Given data »
********************

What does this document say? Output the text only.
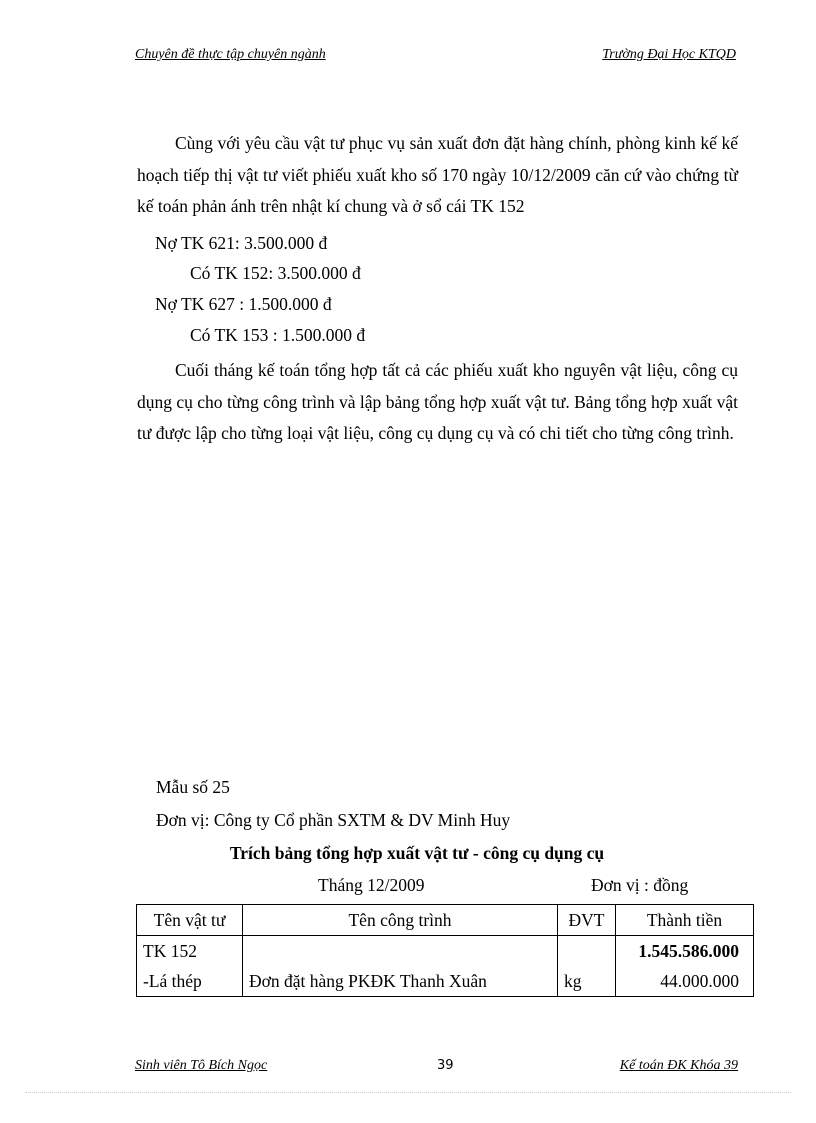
Chuyên đề thực tập chuyên ngành	Trường Đại Học KTQD
Cùng với yêu cầu vật tư phục vụ sản xuất đơn đặt hàng chính, phòng kinh kế kế hoạch tiếp thị vật tư viết phiếu xuất kho số 170 ngày 10/12/2009 căn cứ vào chứng từ kế toán phản ánh trên nhật kí chung và ở sổ cái TK 152
Nợ TK 621: 3.500.000 đ
Có TK 152: 3.500.000 đ
Nợ TK 627 : 1.500.000 đ
Có TK 153 : 1.500.000 đ
Cuối tháng kế toán tổng hợp tất cả các phiếu xuất kho nguyên vật liệu, công cụ dụng cụ cho từng công trình và lập bảng tổng hợp xuất vật tư. Bảng tổng hợp xuất vật tư được lập cho từng loại vật liệu, công cụ dụng cụ và có chi tiết cho từng công trình.
Mẫu số 25
Đơn vị: Công ty Cổ phần SXTM & DV Minh Huy
Trích bảng tổng hợp xuất vật tư - công cụ dụng cụ
Tháng 12/2009	Đơn vị : đồng
Tên vật tư	Tên công trình	ĐVT	Thành tiền
TK 152			1.545.586.000
-Lá thép	Đơn đặt hàng PKĐK Thanh Xuân	kg	44.000.000
Sinh viên Tô Bích Ngọc	39	Kế toán ĐK Khóa 39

********************

Work instructions » Every entry must be reproduced exactly, with the images left out.

Solved exercise »
What does this document say? Output the text only.
Chuyên đề thực tập chuyên ngành	Trường Đại Học KTQD
Cùng với yêu cầu vật tư phục vụ sản xuất đơn đặt hàng chính, phòng kinh kế kế hoạch tiếp thị vật tư viết phiếu xuất kho số 170 ngày 10/12/2009 căn cứ vào chứng từ kế toán phản ánh trên nhật kí chung và ở sổ cái TK 152
Nợ TK 621: 3.500.000 đ
Có TK 152: 3.500.000 đ
Nợ TK 627 : 1.500.000 đ
Có TK 153 : 1.500.000 đ
Cuối tháng kế toán tổng hợp tất cả các phiếu xuất kho nguyên vật liệu, công cụ dụng cụ cho từng công trình và lập bảng tổng hợp xuất vật tư. Bảng tổng hợp xuất vật tư được lập cho từng loại vật liệu, công cụ dụng cụ và có chi tiết cho từng công trình.
Mẫu số 25
Đơn vị: Công ty Cổ phần SXTM & DV Minh Huy
Trích bảng tổng hợp xuất vật tư - công cụ dụng cụ
Tháng 12/2009	Đơn vị : đồng
Tên vật tư	Tên công trình	ĐVT	Thành tiền
TK 152			1.545.586.000
-Lá thép	Đơn đặt hàng PKĐK Thanh Xuân	kg	44.000.000
Sinh viên Tô Bích Ngọc	39	Kế toán ĐK Khóa 39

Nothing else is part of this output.